■ Task input:
-.-.-

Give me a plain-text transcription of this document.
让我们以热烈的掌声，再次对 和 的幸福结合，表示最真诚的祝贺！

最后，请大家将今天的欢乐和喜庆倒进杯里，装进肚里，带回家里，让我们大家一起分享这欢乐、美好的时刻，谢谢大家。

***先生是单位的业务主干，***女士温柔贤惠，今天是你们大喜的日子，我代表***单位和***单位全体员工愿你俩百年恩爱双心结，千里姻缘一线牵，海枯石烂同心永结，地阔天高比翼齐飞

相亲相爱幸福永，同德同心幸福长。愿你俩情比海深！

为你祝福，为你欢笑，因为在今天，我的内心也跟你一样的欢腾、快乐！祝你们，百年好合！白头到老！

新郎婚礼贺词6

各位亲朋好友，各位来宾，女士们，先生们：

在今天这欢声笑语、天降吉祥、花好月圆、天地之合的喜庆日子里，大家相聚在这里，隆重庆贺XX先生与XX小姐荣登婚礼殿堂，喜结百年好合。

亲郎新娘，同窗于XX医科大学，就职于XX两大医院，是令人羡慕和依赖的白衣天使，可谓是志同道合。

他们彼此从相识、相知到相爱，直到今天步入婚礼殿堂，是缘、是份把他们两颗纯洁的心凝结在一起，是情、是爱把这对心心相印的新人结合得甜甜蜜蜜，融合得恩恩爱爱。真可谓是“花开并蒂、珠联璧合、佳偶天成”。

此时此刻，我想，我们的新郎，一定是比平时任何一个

-.-.-

■ Task: Retype all the records, matching them exactly.

■ Full output:
Give me a plain-text transcription of this document.
让我们以热烈的掌声，再次对 和 的幸福结合，表示最真诚的祝贺！

最后，请大家将今天的欢乐和喜庆倒进杯里，装进肚里，带回家里，让我们大家一起分享这欢乐、美好的时刻，谢谢大家。

***先生是单位的业务主干，***女士温柔贤惠，今天是你们大喜的日子，我代表***单位和***单位全体员工愿你俩百年恩爱双心结，千里姻缘一线牵，海枯石烂同心永结，地阔天高比翼齐飞

相亲相爱幸福永，同德同心幸福长。愿你俩情比海深！

为你祝福，为你欢笑，因为在今天，我的内心也跟你一样的欢腾、快乐！祝你们，百年好合！白头到老！

新郎婚礼贺词6

各位亲朋好友，各位来宾，女士们，先生们：

在今天这欢声笑语、天降吉祥、花好月圆、天地之合的喜庆日子里，大家相聚在这里，隆重庆贺XX先生与XX小姐荣登婚礼殿堂，喜结百年好合。

亲郎新娘，同窗于XX医科大学，就职于XX两大医院，是令人羡慕和依赖的白衣天使，可谓是志同道合。

他们彼此从相识、相知到相爱，直到今天步入婚礼殿堂，是缘、是份把他们两颗纯洁的心凝结在一起，是情、是爱把这对心心相印的新人结合得甜甜蜜蜜，融合得恩恩爱爱。真可谓是“花开并蒂、珠联璧合、佳偶天成”。

此时此刻，我想，我们的新郎，一定是比平时任何一个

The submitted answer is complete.